### MATERIAL SUPPLIED ###

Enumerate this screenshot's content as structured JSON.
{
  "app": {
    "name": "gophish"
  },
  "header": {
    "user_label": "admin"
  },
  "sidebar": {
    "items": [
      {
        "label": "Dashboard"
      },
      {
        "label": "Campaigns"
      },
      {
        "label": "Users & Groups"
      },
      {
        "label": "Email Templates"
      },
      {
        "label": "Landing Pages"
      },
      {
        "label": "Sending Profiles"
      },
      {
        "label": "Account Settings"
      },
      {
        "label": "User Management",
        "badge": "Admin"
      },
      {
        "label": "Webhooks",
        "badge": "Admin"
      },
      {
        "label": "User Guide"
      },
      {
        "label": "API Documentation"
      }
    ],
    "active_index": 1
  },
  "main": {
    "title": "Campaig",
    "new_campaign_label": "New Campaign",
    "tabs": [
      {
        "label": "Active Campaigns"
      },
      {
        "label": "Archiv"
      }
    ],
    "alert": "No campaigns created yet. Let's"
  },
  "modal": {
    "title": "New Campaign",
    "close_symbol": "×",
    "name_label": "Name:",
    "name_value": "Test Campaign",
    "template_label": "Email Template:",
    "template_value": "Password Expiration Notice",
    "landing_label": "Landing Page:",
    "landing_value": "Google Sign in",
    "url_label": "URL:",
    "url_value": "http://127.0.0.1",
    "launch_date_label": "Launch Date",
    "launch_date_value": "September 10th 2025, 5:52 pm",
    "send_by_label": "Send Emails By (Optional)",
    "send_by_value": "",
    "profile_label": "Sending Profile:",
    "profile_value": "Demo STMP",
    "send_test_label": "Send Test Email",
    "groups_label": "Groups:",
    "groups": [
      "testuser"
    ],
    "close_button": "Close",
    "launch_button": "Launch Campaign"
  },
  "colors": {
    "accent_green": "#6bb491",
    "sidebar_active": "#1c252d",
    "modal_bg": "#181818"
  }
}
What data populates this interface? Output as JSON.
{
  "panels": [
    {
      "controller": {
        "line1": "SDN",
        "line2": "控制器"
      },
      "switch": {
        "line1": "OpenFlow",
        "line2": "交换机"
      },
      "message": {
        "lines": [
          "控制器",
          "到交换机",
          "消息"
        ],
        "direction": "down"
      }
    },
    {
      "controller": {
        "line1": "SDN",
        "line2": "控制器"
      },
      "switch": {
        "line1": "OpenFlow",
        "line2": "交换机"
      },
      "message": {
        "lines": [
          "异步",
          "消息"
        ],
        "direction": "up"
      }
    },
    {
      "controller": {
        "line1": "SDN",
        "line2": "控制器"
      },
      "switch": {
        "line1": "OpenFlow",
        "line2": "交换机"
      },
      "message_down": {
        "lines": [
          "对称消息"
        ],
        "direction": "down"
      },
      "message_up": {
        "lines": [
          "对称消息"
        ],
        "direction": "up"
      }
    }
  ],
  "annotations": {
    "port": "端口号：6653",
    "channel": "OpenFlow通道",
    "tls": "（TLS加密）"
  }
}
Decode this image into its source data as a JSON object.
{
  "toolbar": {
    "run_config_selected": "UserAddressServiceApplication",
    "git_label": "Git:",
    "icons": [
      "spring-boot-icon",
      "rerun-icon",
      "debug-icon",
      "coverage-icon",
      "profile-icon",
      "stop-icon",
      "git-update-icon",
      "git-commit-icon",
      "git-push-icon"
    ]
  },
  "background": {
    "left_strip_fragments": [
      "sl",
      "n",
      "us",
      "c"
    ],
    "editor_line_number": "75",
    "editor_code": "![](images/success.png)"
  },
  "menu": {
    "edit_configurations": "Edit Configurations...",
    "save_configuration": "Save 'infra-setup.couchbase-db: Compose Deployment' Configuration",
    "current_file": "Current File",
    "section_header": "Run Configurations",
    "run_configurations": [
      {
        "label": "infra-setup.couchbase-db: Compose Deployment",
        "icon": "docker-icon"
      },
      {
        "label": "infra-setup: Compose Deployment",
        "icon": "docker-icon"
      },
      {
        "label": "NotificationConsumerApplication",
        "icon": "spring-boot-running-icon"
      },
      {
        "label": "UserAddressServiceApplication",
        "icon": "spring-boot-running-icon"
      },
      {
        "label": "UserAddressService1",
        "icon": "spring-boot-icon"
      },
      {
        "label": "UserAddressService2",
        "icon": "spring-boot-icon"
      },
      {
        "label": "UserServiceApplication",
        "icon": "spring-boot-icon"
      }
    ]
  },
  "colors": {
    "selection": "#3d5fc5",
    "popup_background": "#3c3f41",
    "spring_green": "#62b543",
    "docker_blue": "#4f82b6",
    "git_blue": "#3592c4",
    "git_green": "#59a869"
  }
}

###

* TASK TO COMPLETE *
Select the lines that carry the string "couchbase" and copy them.

* RESULT OF THIS EXERCISE *
    "save_configuration": "Save 'infra-setup.couchbase-db: Compose Deployment' Configuration",
        "label": "infra-setup.couchbase-db: Compose Deployment",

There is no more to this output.